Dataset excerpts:
== == ==
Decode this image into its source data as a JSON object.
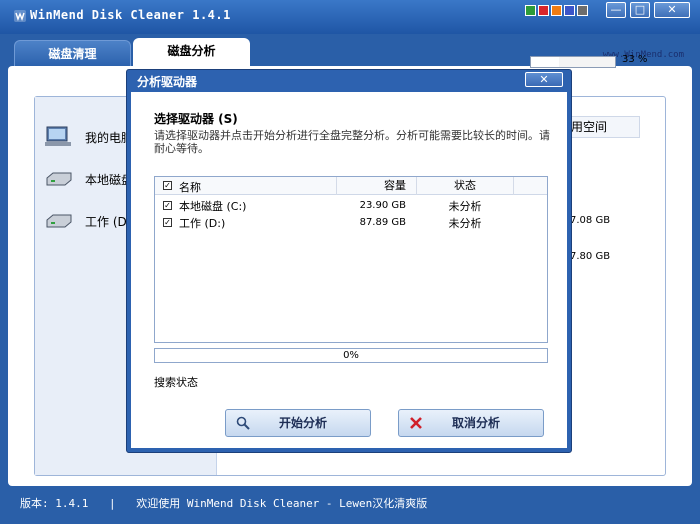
{
  "window": {
    "title": "WinMend Disk Cleaner 1.4.1",
    "url_label": "www.WinMend.com",
    "skin_colors": [
      "#2e9b3a",
      "#d9262c",
      "#f07c12",
      "#3b55c8",
      "#6d6d6d"
    ],
    "minimize_label": "—",
    "maximize_label": "□",
    "close_label": "✕"
  },
  "tabs": [
    {
      "label": "磁盘清理",
      "active": false
    },
    {
      "label": "磁盘分析",
      "active": true
    }
  ],
  "sidebar": {
    "items": [
      {
        "label": "我的电脑",
        "icon": "computer-icon"
      },
      {
        "label": "本地磁盘",
        "icon": "hard-drive-icon"
      },
      {
        "label": "工作 (D",
        "icon": "hard-drive-icon"
      }
    ]
  },
  "background_panel": {
    "progress_percent_label": "33 %",
    "progress_fraction": 0.33,
    "column_header": "用空间",
    "values": [
      "7.08 GB",
      "7.80 GB"
    ]
  },
  "dialog": {
    "title": "分析驱动器",
    "close_label": "✕",
    "heading": "选择驱动器 (S)",
    "description": "请选择驱动器并点击开始分析进行全盘完整分析。分析可能需要比较长的时间。请耐心等待。",
    "columns": {
      "name": "名称",
      "capacity": "容量",
      "status": "状态"
    },
    "drives": [
      {
        "name": "本地磁盘  (C:)",
        "capacity": "23.90 GB",
        "status": "未分析",
        "checked": true
      },
      {
        "name": "工作  (D:)",
        "capacity": "87.89 GB",
        "status": "未分析",
        "checked": true
      }
    ],
    "progress_label": "0%",
    "progress_fraction": 0,
    "search_status_label": "搜索状态",
    "start_button": "开始分析",
    "cancel_button": "取消分析"
  },
  "statusbar": {
    "version_label": "版本: 1.4.1",
    "separator": "|",
    "welcome": "欢迎使用 WinMend Disk Cleaner - Lewen汉化清爽版"
  }
}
== == ==
# Task to carry out
Go through the records and gather the lines that hold "capacity".

# Answer to the task
      "capacity": "容量",
        "capacity": "23.90 GB",
        "capacity": "87.89 GB",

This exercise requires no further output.